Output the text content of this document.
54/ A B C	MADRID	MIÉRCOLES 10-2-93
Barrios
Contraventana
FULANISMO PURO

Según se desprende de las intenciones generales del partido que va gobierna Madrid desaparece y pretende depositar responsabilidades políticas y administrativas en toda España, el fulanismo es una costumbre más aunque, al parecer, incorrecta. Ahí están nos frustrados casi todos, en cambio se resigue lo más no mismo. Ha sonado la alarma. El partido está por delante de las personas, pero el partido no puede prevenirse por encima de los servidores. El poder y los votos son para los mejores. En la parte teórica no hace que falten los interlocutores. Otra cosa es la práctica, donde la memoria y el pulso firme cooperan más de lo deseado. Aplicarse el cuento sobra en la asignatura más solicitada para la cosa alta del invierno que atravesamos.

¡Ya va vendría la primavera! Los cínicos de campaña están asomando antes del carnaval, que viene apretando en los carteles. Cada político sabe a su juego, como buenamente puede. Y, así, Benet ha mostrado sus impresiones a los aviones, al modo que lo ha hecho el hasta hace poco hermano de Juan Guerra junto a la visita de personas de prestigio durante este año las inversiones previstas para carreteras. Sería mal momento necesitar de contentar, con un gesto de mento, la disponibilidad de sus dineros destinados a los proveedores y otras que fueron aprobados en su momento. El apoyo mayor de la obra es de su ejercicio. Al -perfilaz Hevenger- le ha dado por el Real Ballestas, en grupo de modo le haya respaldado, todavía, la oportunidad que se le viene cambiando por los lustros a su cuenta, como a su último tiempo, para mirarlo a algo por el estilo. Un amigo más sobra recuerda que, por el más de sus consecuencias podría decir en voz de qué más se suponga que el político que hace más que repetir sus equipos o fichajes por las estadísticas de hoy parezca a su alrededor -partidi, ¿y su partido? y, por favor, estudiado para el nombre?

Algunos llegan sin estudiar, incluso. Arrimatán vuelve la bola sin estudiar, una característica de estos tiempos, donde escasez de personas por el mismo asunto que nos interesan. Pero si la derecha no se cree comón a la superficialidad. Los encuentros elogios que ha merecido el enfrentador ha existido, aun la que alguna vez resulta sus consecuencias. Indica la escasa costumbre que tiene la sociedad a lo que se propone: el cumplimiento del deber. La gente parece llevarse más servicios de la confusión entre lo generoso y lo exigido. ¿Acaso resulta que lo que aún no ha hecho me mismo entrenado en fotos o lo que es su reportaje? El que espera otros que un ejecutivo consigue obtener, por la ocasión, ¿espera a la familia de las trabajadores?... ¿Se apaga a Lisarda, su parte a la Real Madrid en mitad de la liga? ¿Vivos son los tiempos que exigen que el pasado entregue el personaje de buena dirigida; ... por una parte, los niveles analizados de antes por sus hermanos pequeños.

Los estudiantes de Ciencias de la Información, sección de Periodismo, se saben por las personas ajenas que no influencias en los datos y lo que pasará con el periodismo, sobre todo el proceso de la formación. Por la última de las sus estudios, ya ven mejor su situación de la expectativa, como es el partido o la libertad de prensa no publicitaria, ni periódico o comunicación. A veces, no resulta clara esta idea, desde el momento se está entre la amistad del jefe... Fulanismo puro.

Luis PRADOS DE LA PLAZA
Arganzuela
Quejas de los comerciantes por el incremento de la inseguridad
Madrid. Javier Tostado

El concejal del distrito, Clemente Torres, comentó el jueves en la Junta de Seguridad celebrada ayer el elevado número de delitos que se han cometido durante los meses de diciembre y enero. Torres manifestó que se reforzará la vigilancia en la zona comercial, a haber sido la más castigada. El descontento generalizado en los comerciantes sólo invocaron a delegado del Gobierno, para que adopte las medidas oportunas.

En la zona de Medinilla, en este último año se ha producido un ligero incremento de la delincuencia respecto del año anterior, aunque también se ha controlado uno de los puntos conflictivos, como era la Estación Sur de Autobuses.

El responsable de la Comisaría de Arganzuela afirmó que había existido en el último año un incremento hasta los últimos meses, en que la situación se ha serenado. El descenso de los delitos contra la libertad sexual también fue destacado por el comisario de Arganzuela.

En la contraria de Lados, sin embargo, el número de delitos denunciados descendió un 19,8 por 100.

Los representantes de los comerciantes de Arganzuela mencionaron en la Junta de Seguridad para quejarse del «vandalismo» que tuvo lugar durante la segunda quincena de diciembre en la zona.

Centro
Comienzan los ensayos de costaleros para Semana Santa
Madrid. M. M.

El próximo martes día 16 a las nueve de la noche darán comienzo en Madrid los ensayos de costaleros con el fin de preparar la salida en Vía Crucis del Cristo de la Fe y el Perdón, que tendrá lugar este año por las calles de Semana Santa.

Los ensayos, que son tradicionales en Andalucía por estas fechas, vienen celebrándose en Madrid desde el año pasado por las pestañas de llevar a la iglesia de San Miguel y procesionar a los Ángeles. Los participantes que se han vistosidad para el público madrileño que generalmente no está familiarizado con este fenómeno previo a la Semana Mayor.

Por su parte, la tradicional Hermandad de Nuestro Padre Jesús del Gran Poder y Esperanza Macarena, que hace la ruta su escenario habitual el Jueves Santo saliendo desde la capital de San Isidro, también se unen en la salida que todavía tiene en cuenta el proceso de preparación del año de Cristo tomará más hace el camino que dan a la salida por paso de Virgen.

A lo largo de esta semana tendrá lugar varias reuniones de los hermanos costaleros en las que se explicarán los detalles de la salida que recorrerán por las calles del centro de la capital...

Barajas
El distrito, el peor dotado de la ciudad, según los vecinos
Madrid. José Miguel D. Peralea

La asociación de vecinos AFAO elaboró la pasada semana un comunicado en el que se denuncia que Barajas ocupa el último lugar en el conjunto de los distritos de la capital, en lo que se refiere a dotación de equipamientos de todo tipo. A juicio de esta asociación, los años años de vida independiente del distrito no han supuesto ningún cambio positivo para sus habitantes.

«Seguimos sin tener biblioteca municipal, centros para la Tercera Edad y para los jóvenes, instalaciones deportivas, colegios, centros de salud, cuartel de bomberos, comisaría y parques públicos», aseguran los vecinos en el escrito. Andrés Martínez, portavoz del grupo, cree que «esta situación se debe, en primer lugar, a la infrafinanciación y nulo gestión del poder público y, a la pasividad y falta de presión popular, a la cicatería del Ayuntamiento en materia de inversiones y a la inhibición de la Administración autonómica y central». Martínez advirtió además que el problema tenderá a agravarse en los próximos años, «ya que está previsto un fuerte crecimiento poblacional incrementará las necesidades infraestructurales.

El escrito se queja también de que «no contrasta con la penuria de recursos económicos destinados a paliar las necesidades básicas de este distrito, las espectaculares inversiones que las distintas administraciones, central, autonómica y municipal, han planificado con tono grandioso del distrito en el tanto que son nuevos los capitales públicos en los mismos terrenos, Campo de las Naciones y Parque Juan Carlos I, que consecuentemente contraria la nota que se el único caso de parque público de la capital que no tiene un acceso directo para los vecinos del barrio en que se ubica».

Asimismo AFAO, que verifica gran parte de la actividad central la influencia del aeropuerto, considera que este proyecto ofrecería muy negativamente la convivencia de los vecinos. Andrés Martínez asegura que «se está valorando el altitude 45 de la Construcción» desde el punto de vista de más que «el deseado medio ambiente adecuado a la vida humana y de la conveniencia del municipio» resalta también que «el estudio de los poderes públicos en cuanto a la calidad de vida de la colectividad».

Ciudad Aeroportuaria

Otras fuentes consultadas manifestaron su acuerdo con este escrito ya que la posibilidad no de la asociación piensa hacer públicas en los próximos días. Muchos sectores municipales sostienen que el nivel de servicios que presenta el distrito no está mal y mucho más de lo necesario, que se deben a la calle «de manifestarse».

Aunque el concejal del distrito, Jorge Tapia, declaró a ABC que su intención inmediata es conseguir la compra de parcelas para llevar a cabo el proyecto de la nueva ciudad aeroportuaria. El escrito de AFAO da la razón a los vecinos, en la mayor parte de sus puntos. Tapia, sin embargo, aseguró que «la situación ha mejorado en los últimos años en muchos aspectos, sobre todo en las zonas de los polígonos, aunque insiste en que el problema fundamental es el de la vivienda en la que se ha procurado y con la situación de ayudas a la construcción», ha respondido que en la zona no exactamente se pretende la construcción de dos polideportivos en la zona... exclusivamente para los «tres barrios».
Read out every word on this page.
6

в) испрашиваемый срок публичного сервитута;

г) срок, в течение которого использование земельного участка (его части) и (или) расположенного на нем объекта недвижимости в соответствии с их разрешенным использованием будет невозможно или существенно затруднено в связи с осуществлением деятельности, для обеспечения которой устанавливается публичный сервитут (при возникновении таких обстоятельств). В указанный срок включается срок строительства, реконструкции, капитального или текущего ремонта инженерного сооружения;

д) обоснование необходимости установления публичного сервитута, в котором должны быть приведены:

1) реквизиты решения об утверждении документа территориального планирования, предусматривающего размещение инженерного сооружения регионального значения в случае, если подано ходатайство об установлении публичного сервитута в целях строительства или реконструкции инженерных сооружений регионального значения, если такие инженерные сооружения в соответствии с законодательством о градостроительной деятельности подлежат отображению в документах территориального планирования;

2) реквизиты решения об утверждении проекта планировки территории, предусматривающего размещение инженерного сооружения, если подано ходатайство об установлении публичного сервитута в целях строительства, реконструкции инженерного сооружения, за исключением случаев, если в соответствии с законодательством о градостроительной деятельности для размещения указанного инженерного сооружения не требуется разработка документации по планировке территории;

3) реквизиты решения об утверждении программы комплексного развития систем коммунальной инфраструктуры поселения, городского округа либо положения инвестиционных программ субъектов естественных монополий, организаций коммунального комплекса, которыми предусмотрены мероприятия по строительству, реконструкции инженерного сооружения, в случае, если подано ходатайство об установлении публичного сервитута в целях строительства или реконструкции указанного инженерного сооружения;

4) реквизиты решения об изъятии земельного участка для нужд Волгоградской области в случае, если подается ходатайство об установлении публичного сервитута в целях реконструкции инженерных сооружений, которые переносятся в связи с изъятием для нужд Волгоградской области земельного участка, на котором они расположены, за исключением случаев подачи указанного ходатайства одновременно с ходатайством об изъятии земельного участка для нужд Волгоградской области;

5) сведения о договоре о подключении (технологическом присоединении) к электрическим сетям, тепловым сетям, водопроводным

_ _ _ _ _

### EXERCISE REQUIREMENTS:
Which lines include the word "comerciantes"? List them all.

### RESPONSE:
Quejas de los comerciantes por el incremento de la inseguridad
El concejal del distrito, Clemente Torres, comentó el jueves en la Junta de Seguridad celebrada ayer el elevado número de delitos que se han cometido durante los meses de diciembre y enero. Torres manifestó que se reforzará la vigilancia en la zona comercial, a haber sido la más castigada. El descontento generalizado en los comerciantes sólo invocaron a delegado del Gobierno, para que adopte las medidas oportunas.
Los representantes de los comerciantes de Arganzuela mencionaron en la Junta de Seguridad para quejarse del «vandalismo» que tuvo lugar durante la segunda quincena de diciembre en la zona.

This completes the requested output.